> [WHAT YOU ARE ASKED TO DO]:
Lift out each line of the data that holds "compared".

▼

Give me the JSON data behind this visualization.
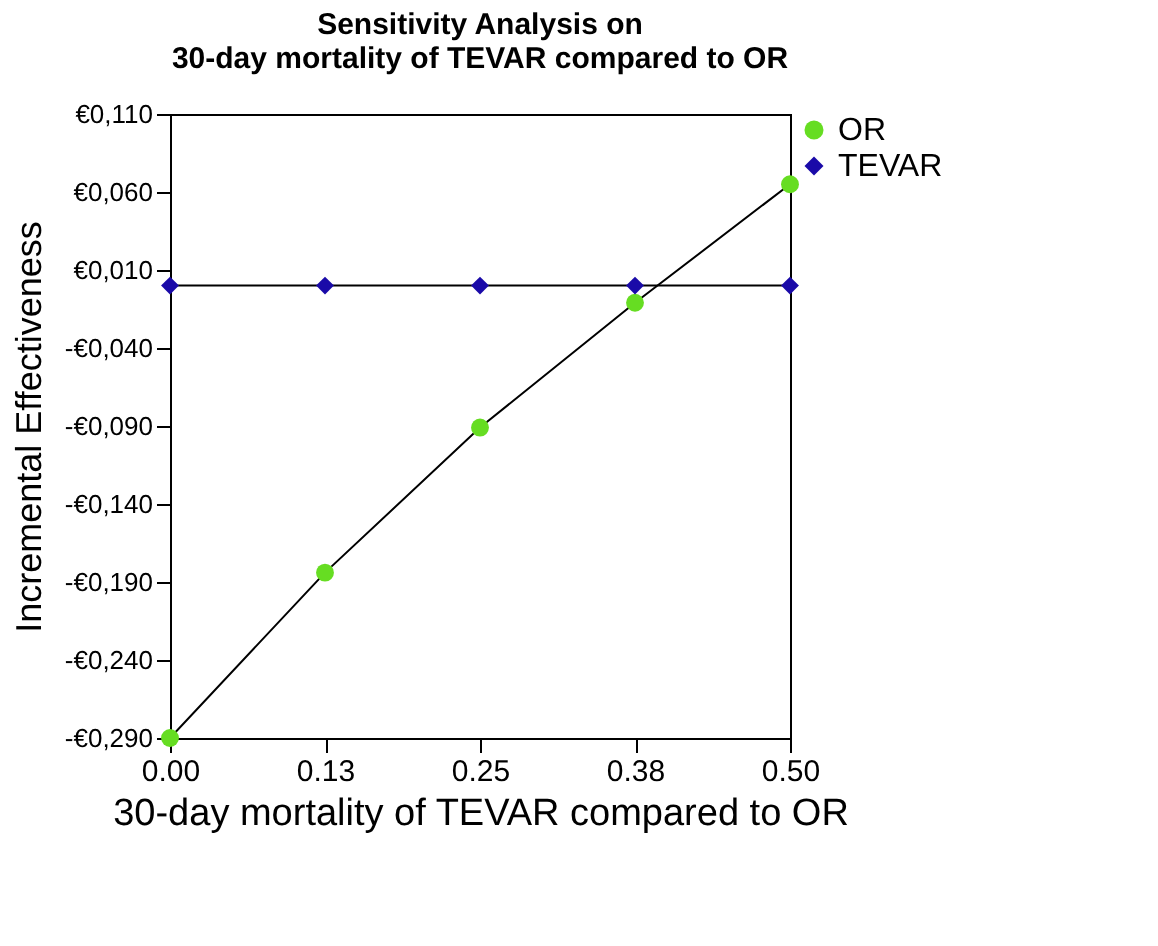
{
  "chart_data": {
    "type": "line",
    "title": [
      "Sensitivity Analysis on",
      "30-day mortality of TEVAR compared to OR"
    ],
    "xlabel": "30-day mortality of TEVAR compared to OR",
    "ylabel": "Incremental Effectiveness",
    "x": [
      0,
      0.125,
      0.25,
      0.375,
      0.5
    ],
    "series": [
      {
        "name": "OR",
        "color": "#66dd22",
        "marker": "circle",
        "values": [
          -0.29,
          -0.184,
          -0.091,
          -0.011,
          0.065
        ]
      },
      {
        "name": "TEVAR",
        "color": "#1a0aa8",
        "marker": "diamond",
        "values": [
          0,
          0,
          0,
          0,
          0
        ]
      }
    ],
    "xlim": [
      0,
      0.5
    ],
    "xticks": [
      "0.00",
      {
        "value": 0.125,
        "label": "0.13"
      },
      {
        "value": 0.25,
        "label": "0.25"
      },
      {
        "value": 0.375,
        "label": "0.38"
      },
      {
        "value": 0.5,
        "label": "0.50"
      }
    ],
    "ylim": [
      -0.29,
      0.11
    ],
    "yticks": [
      {
        "value": 0.11,
        "label": "€0,110"
      },
      {
        "value": 0.06,
        "label": "€0,060"
      },
      {
        "value": 0.01,
        "label": "€0,010"
      },
      {
        "value": -0.04,
        "label": "-€0,040"
      },
      {
        "value": -0.09,
        "label": "-€0,090"
      },
      {
        "value": -0.14,
        "label": "-€0,140"
      },
      {
        "value": -0.19,
        "label": "-€0,190"
      },
      {
        "value": -0.24,
        "label": "-€0,240"
      },
      {
        "value": -0.29,
        "label": "-€0,290"
      }
    ],
    "grid": false,
    "legend": "top right",
    "line_style": "solid"
  }
}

▲

> [EXERCISE SOLUTION]:
      "30-day mortality of TEVAR compared to OR"
    "xlabel": "30-day mortality of TEVAR compared to OR",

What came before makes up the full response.